··· Excerpted records ···
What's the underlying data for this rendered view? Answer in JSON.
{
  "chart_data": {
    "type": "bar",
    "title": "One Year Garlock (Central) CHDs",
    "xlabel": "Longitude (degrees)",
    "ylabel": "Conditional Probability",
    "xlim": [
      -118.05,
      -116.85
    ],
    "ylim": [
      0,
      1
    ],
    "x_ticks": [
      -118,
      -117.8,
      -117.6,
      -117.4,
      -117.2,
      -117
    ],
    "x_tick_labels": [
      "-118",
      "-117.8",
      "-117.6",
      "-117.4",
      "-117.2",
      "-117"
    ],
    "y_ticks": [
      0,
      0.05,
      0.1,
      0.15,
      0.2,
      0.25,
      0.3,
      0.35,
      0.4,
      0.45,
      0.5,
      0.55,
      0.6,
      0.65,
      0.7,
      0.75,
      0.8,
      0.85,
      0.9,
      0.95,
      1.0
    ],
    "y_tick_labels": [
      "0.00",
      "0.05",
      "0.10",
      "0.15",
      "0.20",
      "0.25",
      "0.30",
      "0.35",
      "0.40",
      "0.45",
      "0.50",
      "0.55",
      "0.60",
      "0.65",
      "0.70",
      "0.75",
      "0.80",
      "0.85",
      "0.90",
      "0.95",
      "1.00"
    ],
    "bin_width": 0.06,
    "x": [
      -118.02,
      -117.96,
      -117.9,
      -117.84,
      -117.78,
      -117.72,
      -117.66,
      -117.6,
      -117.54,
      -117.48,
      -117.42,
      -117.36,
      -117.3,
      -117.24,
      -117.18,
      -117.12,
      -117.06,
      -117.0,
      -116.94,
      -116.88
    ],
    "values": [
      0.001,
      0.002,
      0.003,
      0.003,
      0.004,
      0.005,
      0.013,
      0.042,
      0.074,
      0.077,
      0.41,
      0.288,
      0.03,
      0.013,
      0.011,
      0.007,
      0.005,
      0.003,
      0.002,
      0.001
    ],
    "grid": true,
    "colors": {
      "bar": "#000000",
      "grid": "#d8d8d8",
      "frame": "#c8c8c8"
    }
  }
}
···
## What is expected:
Copy the material above, line for line.

## Response:
What's the underlying data for this rendered view? Answer in JSON.
{
  "chart_data": {
    "type": "bar",
    "title": "One Year Garlock (Central) CHDs",
    "xlabel": "Longitude (degrees)",
    "ylabel": "Conditional Probability",
    "xlim": [
      -118.05,
      -116.85
    ],
    "ylim": [
      0,
      1
    ],
    "x_ticks": [
      -118,
      -117.8,
      -117.6,
      -117.4,
      -117.2,
      -117
    ],
    "x_tick_labels": [
      "-118",
      "-117.8",
      "-117.6",
      "-117.4",
      "-117.2",
      "-117"
    ],
    "y_ticks": [
      0,
      0.05,
      0.1,
      0.15,
      0.2,
      0.25,
      0.3,
      0.35,
      0.4,
      0.45,
      0.5,
      0.55,
      0.6,
      0.65,
      0.7,
      0.75,
      0.8,
      0.85,
      0.9,
      0.95,
      1.0
    ],
    "y_tick_labels": [
      "0.00",
      "0.05",
      "0.10",
      "0.15",
      "0.20",
      "0.25",
      "0.30",
      "0.35",
      "0.40",
      "0.45",
      "0.50",
      "0.55",
      "0.60",
      "0.65",
      "0.70",
      "0.75",
      "0.80",
      "0.85",
      "0.90",
      "0.95",
      "1.00"
    ],
    "bin_width": 0.06,
    "x": [
      -118.02,
      -117.96,
      -117.9,
      -117.84,
      -117.78,
      -117.72,
      -117.66,
      -117.6,
      -117.54,
      -117.48,
      -117.42,
      -117.36,
      -117.3,
      -117.24,
      -117.18,
      -117.12,
      -117.06,
      -117.0,
      -116.94,
      -116.88
    ],
    "values": [
      0.001,
      0.002,
      0.003,
      0.003,
      0.004,
      0.005,
      0.013,
      0.042,
      0.074,
      0.077,
      0.41,
      0.288,
      0.03,
      0.013,
      0.011,
      0.007,
      0.005,
      0.003,
      0.002,
      0.001
    ],
    "grid": true,
    "colors": {
      "bar": "#000000",
      "grid": "#d8d8d8",
      "frame": "#c8c8c8"
    }
  }
}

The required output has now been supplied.